◆ Task ◆
Rename "Pilgrim Tours" to "Pilgrim Travel" wherever it occurs in the lines below, and leave everything else unchanged.
▼
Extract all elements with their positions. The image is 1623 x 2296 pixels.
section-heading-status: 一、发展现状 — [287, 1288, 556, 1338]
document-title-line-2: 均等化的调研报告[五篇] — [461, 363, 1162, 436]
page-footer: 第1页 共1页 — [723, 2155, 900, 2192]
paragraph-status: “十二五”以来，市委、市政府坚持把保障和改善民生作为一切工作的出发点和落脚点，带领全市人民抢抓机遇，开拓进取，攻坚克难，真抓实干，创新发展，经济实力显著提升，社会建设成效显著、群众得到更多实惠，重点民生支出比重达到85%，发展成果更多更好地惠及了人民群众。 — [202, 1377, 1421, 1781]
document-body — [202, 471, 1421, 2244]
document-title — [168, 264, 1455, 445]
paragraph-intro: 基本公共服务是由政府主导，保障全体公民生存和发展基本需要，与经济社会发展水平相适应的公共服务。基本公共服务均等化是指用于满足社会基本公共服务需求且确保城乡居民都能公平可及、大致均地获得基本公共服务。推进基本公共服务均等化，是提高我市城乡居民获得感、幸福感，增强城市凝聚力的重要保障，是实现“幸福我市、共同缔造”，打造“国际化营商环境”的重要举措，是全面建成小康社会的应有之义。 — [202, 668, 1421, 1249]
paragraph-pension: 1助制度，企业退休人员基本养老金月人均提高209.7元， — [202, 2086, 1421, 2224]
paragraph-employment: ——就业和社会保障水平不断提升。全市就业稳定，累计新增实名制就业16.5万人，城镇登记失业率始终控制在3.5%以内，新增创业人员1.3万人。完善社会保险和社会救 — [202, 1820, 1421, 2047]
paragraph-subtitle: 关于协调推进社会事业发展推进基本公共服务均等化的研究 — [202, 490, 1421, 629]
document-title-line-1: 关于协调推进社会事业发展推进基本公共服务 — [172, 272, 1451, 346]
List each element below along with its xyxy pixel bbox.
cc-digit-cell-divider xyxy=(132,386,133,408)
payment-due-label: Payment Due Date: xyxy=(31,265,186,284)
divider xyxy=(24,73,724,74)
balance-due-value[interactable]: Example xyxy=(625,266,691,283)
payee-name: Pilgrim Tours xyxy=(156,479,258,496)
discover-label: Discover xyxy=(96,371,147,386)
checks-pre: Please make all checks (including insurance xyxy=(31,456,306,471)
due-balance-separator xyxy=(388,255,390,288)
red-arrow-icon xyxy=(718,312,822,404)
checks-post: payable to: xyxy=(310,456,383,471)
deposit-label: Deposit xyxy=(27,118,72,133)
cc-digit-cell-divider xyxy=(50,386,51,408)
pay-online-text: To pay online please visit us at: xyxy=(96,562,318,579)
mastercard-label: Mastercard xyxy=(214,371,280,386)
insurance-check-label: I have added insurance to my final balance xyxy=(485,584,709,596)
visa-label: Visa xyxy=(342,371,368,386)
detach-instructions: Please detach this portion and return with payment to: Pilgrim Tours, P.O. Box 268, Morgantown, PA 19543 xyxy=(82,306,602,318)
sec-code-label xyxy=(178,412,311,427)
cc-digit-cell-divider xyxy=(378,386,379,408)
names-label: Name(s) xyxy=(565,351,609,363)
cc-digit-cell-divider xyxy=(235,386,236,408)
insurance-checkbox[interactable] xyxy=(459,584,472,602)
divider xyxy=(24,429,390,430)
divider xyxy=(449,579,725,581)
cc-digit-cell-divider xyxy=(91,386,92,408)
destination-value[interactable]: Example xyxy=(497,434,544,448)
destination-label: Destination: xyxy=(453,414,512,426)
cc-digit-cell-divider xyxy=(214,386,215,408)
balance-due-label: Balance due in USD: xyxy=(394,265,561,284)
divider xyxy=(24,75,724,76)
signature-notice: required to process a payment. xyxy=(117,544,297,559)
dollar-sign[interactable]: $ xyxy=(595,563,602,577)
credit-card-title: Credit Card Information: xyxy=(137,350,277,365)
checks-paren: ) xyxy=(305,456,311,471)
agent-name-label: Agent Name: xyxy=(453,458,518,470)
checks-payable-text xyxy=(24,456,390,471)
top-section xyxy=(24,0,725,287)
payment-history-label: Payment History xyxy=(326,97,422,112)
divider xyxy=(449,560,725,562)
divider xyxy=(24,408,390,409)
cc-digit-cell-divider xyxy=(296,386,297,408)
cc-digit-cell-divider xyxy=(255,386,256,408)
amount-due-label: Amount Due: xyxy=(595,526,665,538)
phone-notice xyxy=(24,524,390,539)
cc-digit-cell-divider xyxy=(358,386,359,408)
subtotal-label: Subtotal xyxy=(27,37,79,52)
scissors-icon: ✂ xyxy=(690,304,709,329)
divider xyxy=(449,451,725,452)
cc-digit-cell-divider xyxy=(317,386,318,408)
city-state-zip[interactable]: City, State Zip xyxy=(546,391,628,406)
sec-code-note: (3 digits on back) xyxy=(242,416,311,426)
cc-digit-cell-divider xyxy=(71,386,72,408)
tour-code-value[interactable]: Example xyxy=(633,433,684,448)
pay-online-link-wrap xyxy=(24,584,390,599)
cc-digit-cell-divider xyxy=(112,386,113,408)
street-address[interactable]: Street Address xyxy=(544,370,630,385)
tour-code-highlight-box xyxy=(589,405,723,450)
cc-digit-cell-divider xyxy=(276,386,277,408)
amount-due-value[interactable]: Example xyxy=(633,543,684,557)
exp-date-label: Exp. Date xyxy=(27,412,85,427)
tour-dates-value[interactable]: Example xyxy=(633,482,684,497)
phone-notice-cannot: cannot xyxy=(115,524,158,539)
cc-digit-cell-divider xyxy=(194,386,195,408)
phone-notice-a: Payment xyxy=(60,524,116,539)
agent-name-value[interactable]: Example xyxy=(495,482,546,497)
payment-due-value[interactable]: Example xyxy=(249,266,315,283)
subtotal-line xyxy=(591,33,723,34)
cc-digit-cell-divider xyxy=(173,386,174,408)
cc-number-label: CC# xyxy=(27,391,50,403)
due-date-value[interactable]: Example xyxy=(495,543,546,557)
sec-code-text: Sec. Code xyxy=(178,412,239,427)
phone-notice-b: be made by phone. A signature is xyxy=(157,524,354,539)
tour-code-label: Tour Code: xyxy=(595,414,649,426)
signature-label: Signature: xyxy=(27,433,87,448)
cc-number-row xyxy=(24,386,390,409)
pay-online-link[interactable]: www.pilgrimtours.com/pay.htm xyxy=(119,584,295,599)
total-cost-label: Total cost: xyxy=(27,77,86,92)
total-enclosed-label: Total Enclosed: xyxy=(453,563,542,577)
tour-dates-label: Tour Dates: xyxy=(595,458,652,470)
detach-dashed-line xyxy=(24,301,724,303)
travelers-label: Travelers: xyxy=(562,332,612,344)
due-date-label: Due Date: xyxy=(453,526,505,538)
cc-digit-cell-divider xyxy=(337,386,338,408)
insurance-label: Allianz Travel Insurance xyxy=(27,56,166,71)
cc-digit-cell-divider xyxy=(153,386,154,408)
▲
◆ Solved problem ◆
Extract all elements with their positions. The image is 1623 x 2296 pixels.
section-heading-status: 一、发展现状 — [287, 1288, 556, 1338]
document-title-line-2: 均等化的调研报告[五篇] — [461, 363, 1162, 436]
page-footer: 第1页 共1页 — [723, 2155, 900, 2192]
paragraph-status: “十二五”以来，市委、市政府坚持把保障和改善民生作为一切工作的出发点和落脚点，带领全市人民抢抓机遇，开拓进取，攻坚克难，真抓实干，创新发展，经济实力显著提升，社会建设成效显著、群众得到更多实惠，重点民生支出比重达到85%，发展成果更多更好地惠及了人民群众。 — [202, 1377, 1421, 1781]
document-body — [202, 471, 1421, 2244]
document-title — [168, 264, 1455, 445]
paragraph-intro: 基本公共服务是由政府主导，保障全体公民生存和发展基本需要，与经济社会发展水平相适应的公共服务。基本公共服务均等化是指用于满足社会基本公共服务需求且确保城乡居民都能公平可及、大致均地获得基本公共服务。推进基本公共服务均等化，是提高我市城乡居民获得感、幸福感，增强城市凝聚力的重要保障，是实现“幸福我市、共同缔造”，打造“国际化营商环境”的重要举措，是全面建成小康社会的应有之义。 — [202, 668, 1421, 1249]
paragraph-pension: 1助制度，企业退休人员基本养老金月人均提高209.7元， — [202, 2086, 1421, 2224]
paragraph-employment: ——就业和社会保障水平不断提升。全市就业稳定，累计新增实名制就业16.5万人，城镇登记失业率始终控制在3.5%以内，新增创业人员1.3万人。完善社会保险和社会救 — [202, 1820, 1421, 2047]
paragraph-subtitle: 关于协调推进社会事业发展推进基本公共服务均等化的研究 — [202, 490, 1421, 629]
document-title-line-1: 关于协调推进社会事业发展推进基本公共服务 — [172, 272, 1451, 346]
List each element below along with its xyxy pixel bbox.
cc-digit-cell-divider xyxy=(132,386,133,408)
payment-due-label: Payment Due Date: xyxy=(31,265,186,284)
divider xyxy=(24,73,724,74)
balance-due-value[interactable]: Example xyxy=(625,266,691,283)
payee-name: Pilgrim Travel xyxy=(156,479,258,496)
discover-label: Discover xyxy=(96,371,147,386)
checks-pre: Please make all checks (including insurance xyxy=(31,456,306,471)
due-balance-separator xyxy=(388,255,390,288)
red-arrow-icon xyxy=(718,312,822,404)
checks-post: payable to: xyxy=(310,456,383,471)
deposit-label: Deposit xyxy=(27,118,72,133)
cc-digit-cell-divider xyxy=(50,386,51,408)
pay-online-text: To pay online please visit us at: xyxy=(96,562,318,579)
mastercard-label: Mastercard xyxy=(214,371,280,386)
insurance-check-label: I have added insurance to my final balance xyxy=(485,584,709,596)
visa-label: Visa xyxy=(342,371,368,386)
detach-instructions: Please detach this portion and return with payment to: Pilgrim Travel, P.O. Box 268, Morgantown, PA 19543 xyxy=(82,306,602,318)
sec-code-label xyxy=(178,412,311,427)
cc-digit-cell-divider xyxy=(378,386,379,408)
names-label: Name(s) xyxy=(565,351,609,363)
cc-digit-cell-divider xyxy=(235,386,236,408)
insurance-checkbox[interactable] xyxy=(459,584,472,602)
divider xyxy=(24,429,390,430)
divider xyxy=(449,579,725,581)
cc-digit-cell-divider xyxy=(91,386,92,408)
destination-value[interactable]: Example xyxy=(497,434,544,448)
destination-label: Destination: xyxy=(453,414,512,426)
cc-digit-cell-divider xyxy=(214,386,215,408)
balance-due-label: Balance due in USD: xyxy=(394,265,561,284)
divider xyxy=(24,75,724,76)
signature-notice: required to process a payment. xyxy=(117,544,297,559)
dollar-sign[interactable]: $ xyxy=(595,563,602,577)
credit-card-title: Credit Card Information: xyxy=(137,350,277,365)
checks-paren: ) xyxy=(305,456,311,471)
agent-name-label: Agent Name: xyxy=(453,458,518,470)
checks-payable-text xyxy=(24,456,390,471)
top-section xyxy=(24,0,725,287)
payment-history-label: Payment History xyxy=(326,97,422,112)
divider xyxy=(449,560,725,562)
divider xyxy=(24,408,390,409)
cc-digit-cell-divider xyxy=(296,386,297,408)
cc-digit-cell-divider xyxy=(255,386,256,408)
amount-due-label: Amount Due: xyxy=(595,526,665,538)
phone-notice xyxy=(24,524,390,539)
cc-digit-cell-divider xyxy=(358,386,359,408)
subtotal-label: Subtotal xyxy=(27,37,79,52)
scissors-icon: ✂ xyxy=(690,304,709,329)
divider xyxy=(449,451,725,452)
cc-digit-cell-divider xyxy=(317,386,318,408)
city-state-zip[interactable]: City, State Zip xyxy=(546,391,628,406)
sec-code-note: (3 digits on back) xyxy=(242,416,311,426)
cc-digit-cell-divider xyxy=(71,386,72,408)
tour-code-value[interactable]: Example xyxy=(633,433,684,448)
pay-online-link-wrap xyxy=(24,584,390,599)
cc-digit-cell-divider xyxy=(112,386,113,408)
street-address[interactable]: Street Address xyxy=(544,370,630,385)
tour-code-highlight-box xyxy=(589,405,723,450)
cc-digit-cell-divider xyxy=(276,386,277,408)
amount-due-value[interactable]: Example xyxy=(633,543,684,557)
exp-date-label: Exp. Date xyxy=(27,412,85,427)
tour-dates-value[interactable]: Example xyxy=(633,482,684,497)
phone-notice-cannot: cannot xyxy=(115,524,158,539)
cc-digit-cell-divider xyxy=(194,386,195,408)
phone-notice-a: Payment xyxy=(60,524,116,539)
agent-name-value[interactable]: Example xyxy=(495,482,546,497)
payment-due-value[interactable]: Example xyxy=(249,266,315,283)
subtotal-line xyxy=(591,33,723,34)
cc-digit-cell-divider xyxy=(173,386,174,408)
cc-number-label: CC# xyxy=(27,391,50,403)
due-date-value[interactable]: Example xyxy=(495,543,546,557)
sec-code-text: Sec. Code xyxy=(178,412,239,427)
phone-notice-b: be made by phone. A signature is xyxy=(157,524,354,539)
tour-code-label: Tour Code: xyxy=(595,414,649,426)
signature-label: Signature: xyxy=(27,433,87,448)
cc-number-row xyxy=(24,386,390,409)
pay-online-link[interactable]: www.pilgrimtours.com/pay.htm xyxy=(119,584,295,599)
total-cost-label: Total cost: xyxy=(27,77,86,92)
total-enclosed-label: Total Enclosed: xyxy=(453,563,542,577)
tour-dates-label: Tour Dates: xyxy=(595,458,652,470)
detach-dashed-line xyxy=(24,301,724,303)
travelers-label: Travelers: xyxy=(562,332,612,344)
due-date-label: Due Date: xyxy=(453,526,505,538)
cc-digit-cell-divider xyxy=(337,386,338,408)
insurance-label: Allianz Travel Insurance xyxy=(27,56,166,71)
cc-digit-cell-divider xyxy=(153,386,154,408)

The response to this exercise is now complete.